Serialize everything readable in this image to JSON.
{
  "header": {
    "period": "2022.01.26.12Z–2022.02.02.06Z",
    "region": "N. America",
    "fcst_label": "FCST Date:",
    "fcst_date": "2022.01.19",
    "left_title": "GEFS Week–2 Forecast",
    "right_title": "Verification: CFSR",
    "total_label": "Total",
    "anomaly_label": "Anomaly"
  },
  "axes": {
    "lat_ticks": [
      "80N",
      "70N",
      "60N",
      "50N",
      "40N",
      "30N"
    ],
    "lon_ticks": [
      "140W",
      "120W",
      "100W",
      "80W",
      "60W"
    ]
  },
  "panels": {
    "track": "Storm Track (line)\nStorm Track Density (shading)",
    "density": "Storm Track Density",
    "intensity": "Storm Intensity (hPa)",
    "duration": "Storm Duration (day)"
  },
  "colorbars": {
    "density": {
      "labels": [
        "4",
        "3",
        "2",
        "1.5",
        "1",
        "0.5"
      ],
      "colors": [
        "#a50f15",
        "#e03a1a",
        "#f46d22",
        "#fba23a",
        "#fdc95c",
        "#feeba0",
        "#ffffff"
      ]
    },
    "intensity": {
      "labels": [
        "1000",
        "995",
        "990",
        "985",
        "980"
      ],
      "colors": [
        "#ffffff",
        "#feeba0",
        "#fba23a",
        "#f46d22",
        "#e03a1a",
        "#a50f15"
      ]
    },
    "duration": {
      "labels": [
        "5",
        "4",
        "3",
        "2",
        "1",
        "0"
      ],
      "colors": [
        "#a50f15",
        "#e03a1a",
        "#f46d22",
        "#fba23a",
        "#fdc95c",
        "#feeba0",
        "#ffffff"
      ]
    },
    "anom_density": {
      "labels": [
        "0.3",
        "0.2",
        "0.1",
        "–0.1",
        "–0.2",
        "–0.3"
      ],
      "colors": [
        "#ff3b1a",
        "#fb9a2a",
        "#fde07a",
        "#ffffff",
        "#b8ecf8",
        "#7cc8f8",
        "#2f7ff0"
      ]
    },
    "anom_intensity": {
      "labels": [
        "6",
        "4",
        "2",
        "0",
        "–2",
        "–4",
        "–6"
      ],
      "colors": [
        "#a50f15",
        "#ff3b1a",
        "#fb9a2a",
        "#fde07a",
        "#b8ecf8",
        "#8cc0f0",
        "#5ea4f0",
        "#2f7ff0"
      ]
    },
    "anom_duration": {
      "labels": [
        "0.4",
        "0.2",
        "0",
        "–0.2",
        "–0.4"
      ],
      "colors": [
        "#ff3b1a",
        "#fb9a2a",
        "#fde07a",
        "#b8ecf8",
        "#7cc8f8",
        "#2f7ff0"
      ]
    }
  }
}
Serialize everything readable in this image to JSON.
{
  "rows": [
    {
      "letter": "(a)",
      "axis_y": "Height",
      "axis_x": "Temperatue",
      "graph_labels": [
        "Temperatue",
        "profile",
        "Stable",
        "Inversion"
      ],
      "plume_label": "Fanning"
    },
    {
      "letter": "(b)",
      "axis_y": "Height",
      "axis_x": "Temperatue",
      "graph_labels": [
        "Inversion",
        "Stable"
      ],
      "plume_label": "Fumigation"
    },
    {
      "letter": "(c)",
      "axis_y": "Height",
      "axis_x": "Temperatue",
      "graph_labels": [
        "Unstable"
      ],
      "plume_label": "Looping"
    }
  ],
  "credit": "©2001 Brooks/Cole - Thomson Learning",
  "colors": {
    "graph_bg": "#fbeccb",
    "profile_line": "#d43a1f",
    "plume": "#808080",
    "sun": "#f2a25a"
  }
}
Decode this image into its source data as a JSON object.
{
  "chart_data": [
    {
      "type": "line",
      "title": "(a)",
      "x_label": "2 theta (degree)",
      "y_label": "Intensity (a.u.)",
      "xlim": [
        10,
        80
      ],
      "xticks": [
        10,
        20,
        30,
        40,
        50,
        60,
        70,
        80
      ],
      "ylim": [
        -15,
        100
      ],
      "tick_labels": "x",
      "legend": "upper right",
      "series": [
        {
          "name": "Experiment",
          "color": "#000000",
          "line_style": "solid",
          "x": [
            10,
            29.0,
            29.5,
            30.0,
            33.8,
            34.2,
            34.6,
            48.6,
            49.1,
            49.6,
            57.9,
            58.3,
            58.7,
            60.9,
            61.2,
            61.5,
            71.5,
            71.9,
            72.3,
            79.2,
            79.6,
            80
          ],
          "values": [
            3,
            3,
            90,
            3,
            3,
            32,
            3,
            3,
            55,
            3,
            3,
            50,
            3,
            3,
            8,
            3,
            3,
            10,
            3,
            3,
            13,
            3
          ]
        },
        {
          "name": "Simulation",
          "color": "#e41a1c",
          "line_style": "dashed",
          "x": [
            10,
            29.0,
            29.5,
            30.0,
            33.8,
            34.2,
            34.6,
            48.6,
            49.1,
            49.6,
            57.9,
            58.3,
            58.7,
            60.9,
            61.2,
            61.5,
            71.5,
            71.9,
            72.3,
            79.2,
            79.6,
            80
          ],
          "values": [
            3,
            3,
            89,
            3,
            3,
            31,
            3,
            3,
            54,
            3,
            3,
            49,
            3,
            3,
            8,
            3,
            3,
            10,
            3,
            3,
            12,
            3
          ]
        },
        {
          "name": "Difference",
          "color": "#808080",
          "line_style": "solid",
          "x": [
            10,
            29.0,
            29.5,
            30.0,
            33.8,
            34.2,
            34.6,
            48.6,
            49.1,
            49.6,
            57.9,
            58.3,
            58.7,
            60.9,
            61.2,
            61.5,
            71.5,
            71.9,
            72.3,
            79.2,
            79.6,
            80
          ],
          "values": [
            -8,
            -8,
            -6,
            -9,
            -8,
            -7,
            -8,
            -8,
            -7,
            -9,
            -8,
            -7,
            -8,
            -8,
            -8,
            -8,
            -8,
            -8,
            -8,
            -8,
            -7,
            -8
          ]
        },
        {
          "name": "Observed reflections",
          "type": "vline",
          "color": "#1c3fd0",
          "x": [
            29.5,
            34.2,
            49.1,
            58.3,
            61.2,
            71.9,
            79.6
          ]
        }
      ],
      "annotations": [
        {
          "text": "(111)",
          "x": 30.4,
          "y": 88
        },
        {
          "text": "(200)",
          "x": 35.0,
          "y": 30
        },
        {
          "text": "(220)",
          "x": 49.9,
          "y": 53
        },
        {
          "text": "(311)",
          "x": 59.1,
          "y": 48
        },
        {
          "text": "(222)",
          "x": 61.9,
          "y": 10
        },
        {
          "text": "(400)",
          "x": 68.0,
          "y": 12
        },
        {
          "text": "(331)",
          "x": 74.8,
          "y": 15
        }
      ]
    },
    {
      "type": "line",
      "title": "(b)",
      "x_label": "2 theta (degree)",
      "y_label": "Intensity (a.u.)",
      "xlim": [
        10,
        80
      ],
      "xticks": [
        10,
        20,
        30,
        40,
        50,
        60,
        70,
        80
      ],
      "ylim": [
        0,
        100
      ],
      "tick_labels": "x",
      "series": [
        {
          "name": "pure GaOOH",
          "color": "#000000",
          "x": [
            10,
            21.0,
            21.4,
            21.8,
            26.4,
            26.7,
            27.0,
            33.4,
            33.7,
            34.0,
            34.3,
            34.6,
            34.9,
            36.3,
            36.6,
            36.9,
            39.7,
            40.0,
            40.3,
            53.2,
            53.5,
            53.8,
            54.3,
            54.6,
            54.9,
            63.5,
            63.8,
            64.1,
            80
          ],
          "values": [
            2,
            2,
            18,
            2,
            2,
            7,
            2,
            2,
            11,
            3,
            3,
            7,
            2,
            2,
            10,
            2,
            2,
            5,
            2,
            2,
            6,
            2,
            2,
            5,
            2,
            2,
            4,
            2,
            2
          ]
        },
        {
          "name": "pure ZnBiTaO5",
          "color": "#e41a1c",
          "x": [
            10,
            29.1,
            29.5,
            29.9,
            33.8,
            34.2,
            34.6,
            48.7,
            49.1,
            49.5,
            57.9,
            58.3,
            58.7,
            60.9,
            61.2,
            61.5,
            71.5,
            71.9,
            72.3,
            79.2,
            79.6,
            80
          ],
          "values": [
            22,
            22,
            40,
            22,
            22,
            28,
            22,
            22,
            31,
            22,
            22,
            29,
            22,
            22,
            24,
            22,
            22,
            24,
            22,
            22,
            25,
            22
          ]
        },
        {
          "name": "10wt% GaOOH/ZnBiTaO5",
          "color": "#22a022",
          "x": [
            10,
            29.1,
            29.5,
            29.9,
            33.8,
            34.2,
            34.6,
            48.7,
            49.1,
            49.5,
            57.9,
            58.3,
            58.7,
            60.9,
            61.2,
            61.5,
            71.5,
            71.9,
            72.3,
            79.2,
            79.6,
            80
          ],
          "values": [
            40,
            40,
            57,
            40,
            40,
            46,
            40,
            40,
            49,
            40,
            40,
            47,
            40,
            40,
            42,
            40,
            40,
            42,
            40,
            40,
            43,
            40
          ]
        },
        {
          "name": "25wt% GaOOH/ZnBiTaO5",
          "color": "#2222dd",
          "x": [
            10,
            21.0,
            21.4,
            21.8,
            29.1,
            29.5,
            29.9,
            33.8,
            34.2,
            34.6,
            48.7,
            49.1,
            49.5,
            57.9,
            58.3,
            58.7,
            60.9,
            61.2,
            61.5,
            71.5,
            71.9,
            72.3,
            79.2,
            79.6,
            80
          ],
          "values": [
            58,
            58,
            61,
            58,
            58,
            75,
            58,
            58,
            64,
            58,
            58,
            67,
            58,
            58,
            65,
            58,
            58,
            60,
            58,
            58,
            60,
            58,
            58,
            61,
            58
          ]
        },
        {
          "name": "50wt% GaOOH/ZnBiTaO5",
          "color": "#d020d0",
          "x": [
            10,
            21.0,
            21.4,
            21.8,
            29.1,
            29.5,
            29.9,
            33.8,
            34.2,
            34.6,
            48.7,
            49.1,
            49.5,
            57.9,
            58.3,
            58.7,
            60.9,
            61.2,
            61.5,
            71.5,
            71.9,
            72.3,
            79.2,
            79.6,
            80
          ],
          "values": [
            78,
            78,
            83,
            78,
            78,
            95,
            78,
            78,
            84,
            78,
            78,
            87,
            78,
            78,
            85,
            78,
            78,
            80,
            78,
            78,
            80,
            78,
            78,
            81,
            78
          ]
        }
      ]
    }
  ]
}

● ● ● ● ● ● ●

--- Work instructions ---
Find the word "name" in the records and pull out each line that has it.

--- Task answer ---
          "name": "Experiment",
          "name": "Simulation",
          "name": "Difference",
          "name": "Observed reflections",
          "name": "pure GaOOH",
          "name": "pure ZnBiTaO5",
          "name": "10wt% GaOOH/ZnBiTaO5",
          "name": "25wt% GaOOH/ZnBiTaO5",
          "name": "50wt% GaOOH/ZnBiTaO5",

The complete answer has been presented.